#### PROBLEM DETAILS:
Look through the listing below and give the number of lines that hold "realização". Say nothing more.

Records from a collection:

※ ※ ※

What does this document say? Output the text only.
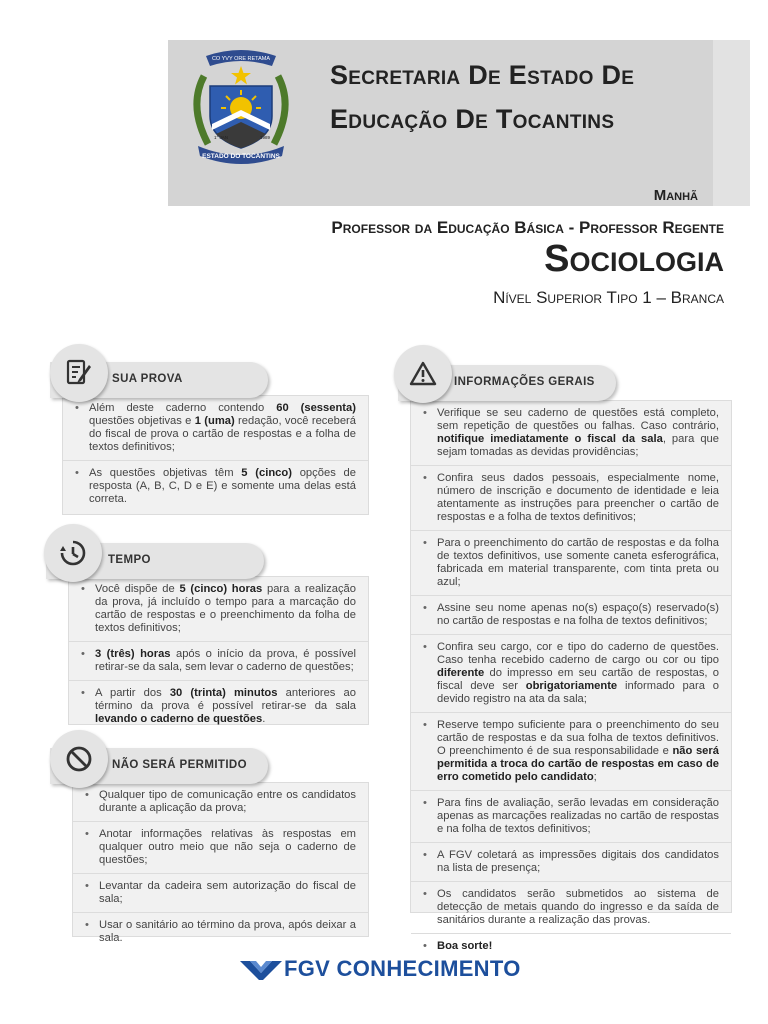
CO YVY ORE RETAMA
1° JAN	1989
ESTADO DO TOCANTINS
Secretaria De Estado De
Educação De Tocantins
Manhã
Professor da Educação Básica - Professor Regente
Sociologia
Nível Superior Tipo 1 – Branca
• Além deste caderno contendo 60 (sessenta) questões objetivas e 1 (uma) redação, você receberá do fiscal de prova o cartão de respostas e a folha de textos definitivos;
• As questões objetivas têm 5 (cinco) opções de resposta (A, B, C, D e E) e somente uma delas está correta.
SUA PROVA
• Você dispõe de 5 (cinco) horas para a realização da prova, já incluído o tempo para a marcação do cartão de respostas e o preenchimento da folha de textos definitivos;
• 3 (três) horas após o início da prova, é possível retirar-se da sala, sem levar o caderno de questões;
• A partir dos 30 (trinta) minutos anteriores ao término da prova é possível retirar-se da sala levando o caderno de questões.
TEMPO
• Qualquer tipo de comunicação entre os candidatos durante a aplicação da prova;
• Anotar informações relativas às respostas em qualquer outro meio que não seja o caderno de questões;
• Levantar da cadeira sem autorização do fiscal de sala;
• Usar o sanitário ao término da prova, após deixar a sala.
NÃO SERÁ PERMITIDO
• Verifique se seu caderno de questões está completo, sem repetição de questões ou falhas. Caso contrário, notifique imediatamente o fiscal da sala, para que sejam tomadas as devidas providências;
• Confira seus dados pessoais, especialmente nome, número de inscrição e documento de identidade e leia atentamente as instruções para preencher o cartão de respostas e a folha de textos definitivos;
• Para o preenchimento do cartão de respostas e da folha de textos definitivos, use somente caneta esferográfica, fabricada em material transparente, com tinta preta ou azul;
• Assine seu nome apenas no(s) espaço(s) reservado(s) no cartão de respostas e na folha de textos definitivos;
• Confira seu cargo, cor e tipo do caderno de questões. Caso tenha recebido caderno de cargo ou cor ou tipo diferente do impresso em seu cartão de respostas, o fiscal deve ser obrigatoriamente informado para o devido registro na ata da sala;
• Reserve tempo suficiente para o preenchimento do seu cartão de respostas e da sua folha de textos definitivos. O preenchimento é de sua responsabilidade e não será permitida a troca do cartão de respostas em caso de erro cometido pelo candidato;
• Para fins de avaliação, serão levadas em consideração apenas as marcações realizadas no cartão de respostas e na folha de textos definitivos;
• A FGV coletará as impressões digitais dos candidatos na lista de presença;
• Os candidatos serão submetidos ao sistema de detecção de metais quando do ingresso e da saída de sanitários durante a realização das provas.
• Boa sorte!
INFORMAÇÕES GERAIS
FGV CONHECIMENTO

※ ※ ※

#### EXERCISE ANSWER:
2